PROBLEM TO WORK ON: Write out all of the lines below, exactly and completely.
### GIVEN RECORDS ###
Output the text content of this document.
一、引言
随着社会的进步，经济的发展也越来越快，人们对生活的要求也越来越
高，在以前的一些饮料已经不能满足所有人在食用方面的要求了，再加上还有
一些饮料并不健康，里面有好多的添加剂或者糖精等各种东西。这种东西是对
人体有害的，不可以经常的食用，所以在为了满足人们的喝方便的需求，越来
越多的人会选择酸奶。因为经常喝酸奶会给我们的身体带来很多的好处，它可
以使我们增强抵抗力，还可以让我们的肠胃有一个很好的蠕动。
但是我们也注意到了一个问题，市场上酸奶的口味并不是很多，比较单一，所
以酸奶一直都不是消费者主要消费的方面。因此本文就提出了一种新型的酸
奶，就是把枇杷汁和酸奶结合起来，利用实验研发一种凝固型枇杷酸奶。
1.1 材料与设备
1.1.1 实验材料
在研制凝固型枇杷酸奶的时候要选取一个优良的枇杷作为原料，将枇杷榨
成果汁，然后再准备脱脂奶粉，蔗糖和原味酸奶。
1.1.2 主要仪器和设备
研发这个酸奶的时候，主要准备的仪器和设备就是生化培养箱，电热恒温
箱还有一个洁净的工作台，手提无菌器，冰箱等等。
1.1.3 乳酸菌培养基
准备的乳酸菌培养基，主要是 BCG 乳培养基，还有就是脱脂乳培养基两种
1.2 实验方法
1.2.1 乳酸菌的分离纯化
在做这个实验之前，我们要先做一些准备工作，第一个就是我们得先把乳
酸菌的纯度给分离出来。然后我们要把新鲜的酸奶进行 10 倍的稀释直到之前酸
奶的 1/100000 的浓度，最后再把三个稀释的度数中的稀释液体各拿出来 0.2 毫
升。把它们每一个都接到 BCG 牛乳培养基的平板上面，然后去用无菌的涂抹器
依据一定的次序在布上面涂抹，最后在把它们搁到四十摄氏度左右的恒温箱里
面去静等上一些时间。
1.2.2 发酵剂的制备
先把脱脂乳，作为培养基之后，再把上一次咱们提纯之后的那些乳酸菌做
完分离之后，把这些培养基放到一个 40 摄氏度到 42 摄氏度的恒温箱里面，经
###
FULL OUTPUT:
Output the text content of this document.
一、引言
随着社会的进步，经济的发展也越来越快，人们对生活的要求也越来越
高，在以前的一些饮料已经不能满足所有人在食用方面的要求了，再加上还有
一些饮料并不健康，里面有好多的添加剂或者糖精等各种东西。这种东西是对
人体有害的，不可以经常的食用，所以在为了满足人们的喝方便的需求，越来
越多的人会选择酸奶。因为经常喝酸奶会给我们的身体带来很多的好处，它可
以使我们增强抵抗力，还可以让我们的肠胃有一个很好的蠕动。
但是我们也注意到了一个问题，市场上酸奶的口味并不是很多，比较单一，所
以酸奶一直都不是消费者主要消费的方面。因此本文就提出了一种新型的酸
奶，就是把枇杷汁和酸奶结合起来，利用实验研发一种凝固型枇杷酸奶。
1.1 材料与设备
1.1.1 实验材料
在研制凝固型枇杷酸奶的时候要选取一个优良的枇杷作为原料，将枇杷榨
成果汁，然后再准备脱脂奶粉，蔗糖和原味酸奶。
1.1.2 主要仪器和设备
研发这个酸奶的时候，主要准备的仪器和设备就是生化培养箱，电热恒温
箱还有一个洁净的工作台，手提无菌器，冰箱等等。
1.1.3 乳酸菌培养基
准备的乳酸菌培养基，主要是 BCG 乳培养基，还有就是脱脂乳培养基两种
1.2 实验方法
1.2.1 乳酸菌的分离纯化
在做这个实验之前，我们要先做一些准备工作，第一个就是我们得先把乳
酸菌的纯度给分离出来。然后我们要把新鲜的酸奶进行 10 倍的稀释直到之前酸
奶的 1/100000 的浓度，最后再把三个稀释的度数中的稀释液体各拿出来 0.2 毫
升。把它们每一个都接到 BCG 牛乳培养基的平板上面，然后去用无菌的涂抹器
依据一定的次序在布上面涂抹，最后在把它们搁到四十摄氏度左右的恒温箱里
面去静等上一些时间。
1.2.2 发酵剂的制备
先把脱脂乳，作为培养基之后，再把上一次咱们提纯之后的那些乳酸菌做
完分离之后，把这些培养基放到一个 40 摄氏度到 42 摄氏度的恒温箱里面，经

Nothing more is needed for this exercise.